"""
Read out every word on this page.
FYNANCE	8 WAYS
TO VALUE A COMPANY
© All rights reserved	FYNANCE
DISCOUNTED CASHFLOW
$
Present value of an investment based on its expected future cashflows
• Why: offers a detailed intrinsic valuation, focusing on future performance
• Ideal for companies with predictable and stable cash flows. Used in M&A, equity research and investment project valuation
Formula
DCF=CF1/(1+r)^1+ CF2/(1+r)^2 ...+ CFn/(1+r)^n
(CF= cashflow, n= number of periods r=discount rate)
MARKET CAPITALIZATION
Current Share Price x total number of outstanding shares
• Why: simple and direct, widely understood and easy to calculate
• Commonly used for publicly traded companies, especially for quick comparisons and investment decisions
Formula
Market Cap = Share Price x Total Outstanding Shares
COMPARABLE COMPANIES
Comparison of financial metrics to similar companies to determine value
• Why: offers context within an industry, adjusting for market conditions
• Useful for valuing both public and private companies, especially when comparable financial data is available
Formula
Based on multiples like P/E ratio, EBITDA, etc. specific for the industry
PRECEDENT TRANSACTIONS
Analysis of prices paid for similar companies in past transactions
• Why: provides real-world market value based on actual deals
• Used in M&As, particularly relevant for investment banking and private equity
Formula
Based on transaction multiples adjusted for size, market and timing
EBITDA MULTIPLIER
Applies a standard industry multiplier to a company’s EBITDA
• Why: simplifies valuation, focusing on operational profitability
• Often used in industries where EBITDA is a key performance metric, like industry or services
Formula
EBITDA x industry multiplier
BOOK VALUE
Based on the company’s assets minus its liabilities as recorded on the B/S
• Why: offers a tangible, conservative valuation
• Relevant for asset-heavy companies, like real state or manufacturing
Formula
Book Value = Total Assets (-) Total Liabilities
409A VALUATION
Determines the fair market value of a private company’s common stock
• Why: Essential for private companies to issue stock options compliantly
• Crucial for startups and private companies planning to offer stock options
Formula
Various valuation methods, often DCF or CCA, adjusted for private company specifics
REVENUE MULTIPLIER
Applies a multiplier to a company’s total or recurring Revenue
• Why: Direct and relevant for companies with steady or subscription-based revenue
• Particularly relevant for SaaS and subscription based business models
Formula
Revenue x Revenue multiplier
"""
Task to complete
From the entries above, extract each line containing "like".

Final answer
Based on multiples like P/E ratio, EBITDA, etc. specific for the industry
• Often used in industries where EBITDA is a key performance metric, like industry or services
• Relevant for asset-heavy companies, like real state or manufacturing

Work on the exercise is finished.